CHALLENGE. Update the lines below by changing every "大国工匠" to "国家工匠" and keeping everything else the same. Leave the pictures out of your answer.

----- INFORMATION SUPPLIED -----

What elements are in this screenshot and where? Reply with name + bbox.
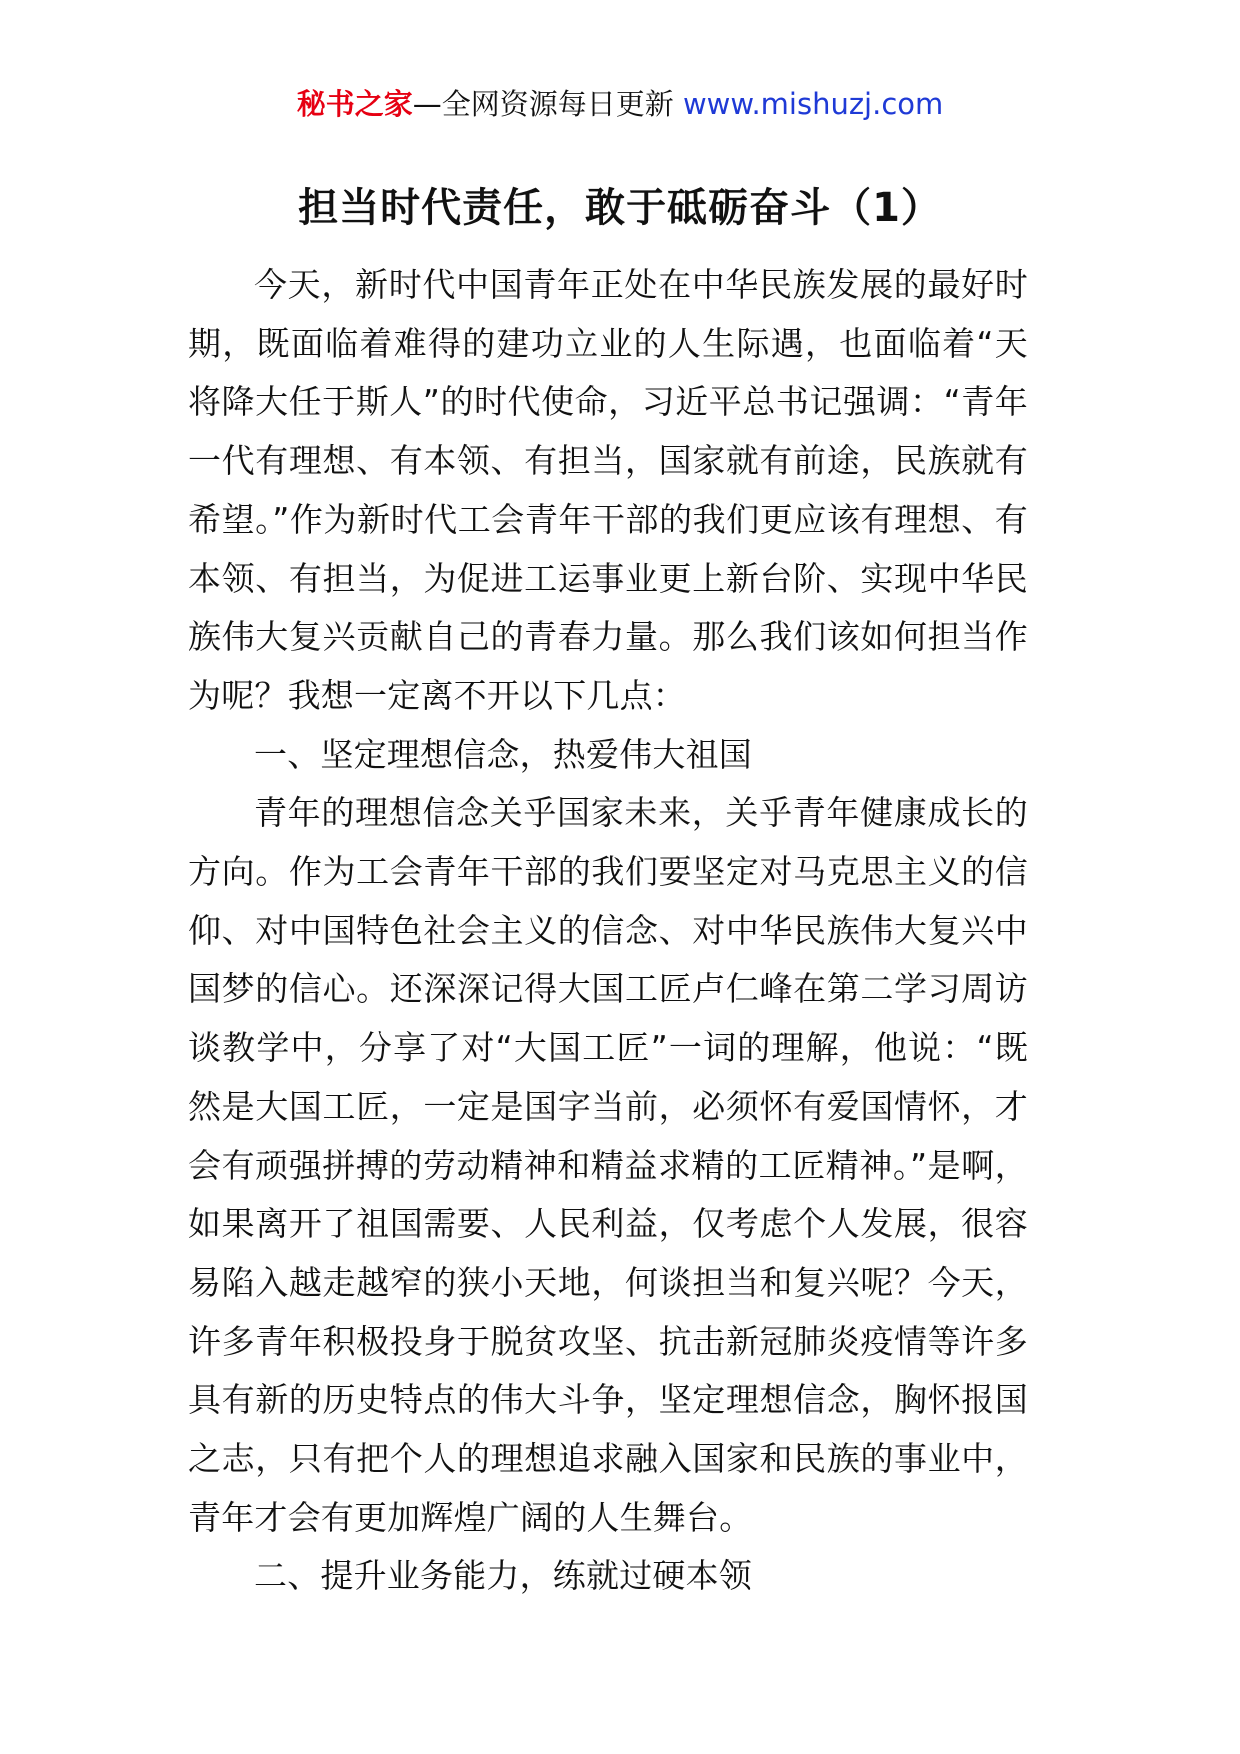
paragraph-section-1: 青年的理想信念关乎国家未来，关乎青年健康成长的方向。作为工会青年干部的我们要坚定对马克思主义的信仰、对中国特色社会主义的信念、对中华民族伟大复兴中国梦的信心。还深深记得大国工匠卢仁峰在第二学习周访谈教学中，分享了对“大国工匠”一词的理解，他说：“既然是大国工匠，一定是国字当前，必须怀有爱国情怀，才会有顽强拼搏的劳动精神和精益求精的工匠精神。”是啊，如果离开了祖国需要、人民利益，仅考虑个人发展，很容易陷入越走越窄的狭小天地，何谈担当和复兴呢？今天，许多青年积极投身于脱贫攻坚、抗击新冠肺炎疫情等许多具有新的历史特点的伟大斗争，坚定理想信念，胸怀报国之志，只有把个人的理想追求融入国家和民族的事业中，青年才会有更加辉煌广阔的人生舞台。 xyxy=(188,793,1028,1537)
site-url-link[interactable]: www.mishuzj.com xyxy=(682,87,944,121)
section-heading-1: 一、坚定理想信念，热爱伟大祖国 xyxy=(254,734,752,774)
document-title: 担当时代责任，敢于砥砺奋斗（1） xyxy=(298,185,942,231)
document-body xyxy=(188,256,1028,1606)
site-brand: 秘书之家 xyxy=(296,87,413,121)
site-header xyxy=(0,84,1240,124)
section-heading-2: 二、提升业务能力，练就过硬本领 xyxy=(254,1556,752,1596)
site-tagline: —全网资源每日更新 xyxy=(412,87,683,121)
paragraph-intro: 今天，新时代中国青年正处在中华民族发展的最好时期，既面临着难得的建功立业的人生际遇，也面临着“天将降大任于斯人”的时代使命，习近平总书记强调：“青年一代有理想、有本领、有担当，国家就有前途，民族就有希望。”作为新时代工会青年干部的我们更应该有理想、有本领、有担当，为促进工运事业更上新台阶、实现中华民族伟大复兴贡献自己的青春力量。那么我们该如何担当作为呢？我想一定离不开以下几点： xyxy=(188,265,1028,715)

-----

RESPONSE BELOW.
What elements are in this screenshot and where? Reply with name + bbox.
paragraph-section-1: 青年的理想信念关乎国家未来，关乎青年健康成长的方向。作为工会青年干部的我们要坚定对马克思主义的信仰、对中国特色社会主义的信念、对中华民族伟大复兴中国梦的信心。还深深记得国家工匠卢仁峰在第二学习周访谈教学中，分享了对“国家工匠”一词的理解，他说：“既然是国家工匠，一定是国字当前，必须怀有爱国情怀，才会有顽强拼搏的劳动精神和精益求精的工匠精神。”是啊，如果离开了祖国需要、人民利益，仅考虑个人发展，很容易陷入越走越窄的狭小天地，何谈担当和复兴呢？今天，许多青年积极投身于脱贫攻坚、抗击新冠肺炎疫情等许多具有新的历史特点的伟大斗争，坚定理想信念，胸怀报国之志，只有把个人的理想追求融入国家和民族的事业中，青年才会有更加辉煌广阔的人生舞台。 xyxy=(188,793,1028,1537)
site-url-link[interactable]: www.mishuzj.com xyxy=(682,87,944,121)
section-heading-1: 一、坚定理想信念，热爱伟大祖国 xyxy=(254,734,752,774)
document-title: 担当时代责任，敢于砥砺奋斗（1） xyxy=(298,185,942,231)
document-body xyxy=(188,256,1028,1606)
site-brand: 秘书之家 xyxy=(296,87,413,121)
site-header xyxy=(0,84,1240,124)
section-heading-2: 二、提升业务能力，练就过硬本领 xyxy=(254,1556,752,1596)
site-tagline: —全网资源每日更新 xyxy=(412,87,683,121)
paragraph-intro: 今天，新时代中国青年正处在中华民族发展的最好时期，既面临着难得的建功立业的人生际遇，也面临着“天将降大任于斯人”的时代使命，习近平总书记强调：“青年一代有理想、有本领、有担当，国家就有前途，民族就有希望。”作为新时代工会青年干部的我们更应该有理想、有本领、有担当，为促进工运事业更上新台阶、实现中华民族伟大复兴贡献自己的青春力量。那么我们该如何担当作为呢？我想一定离不开以下几点： xyxy=(188,265,1028,715)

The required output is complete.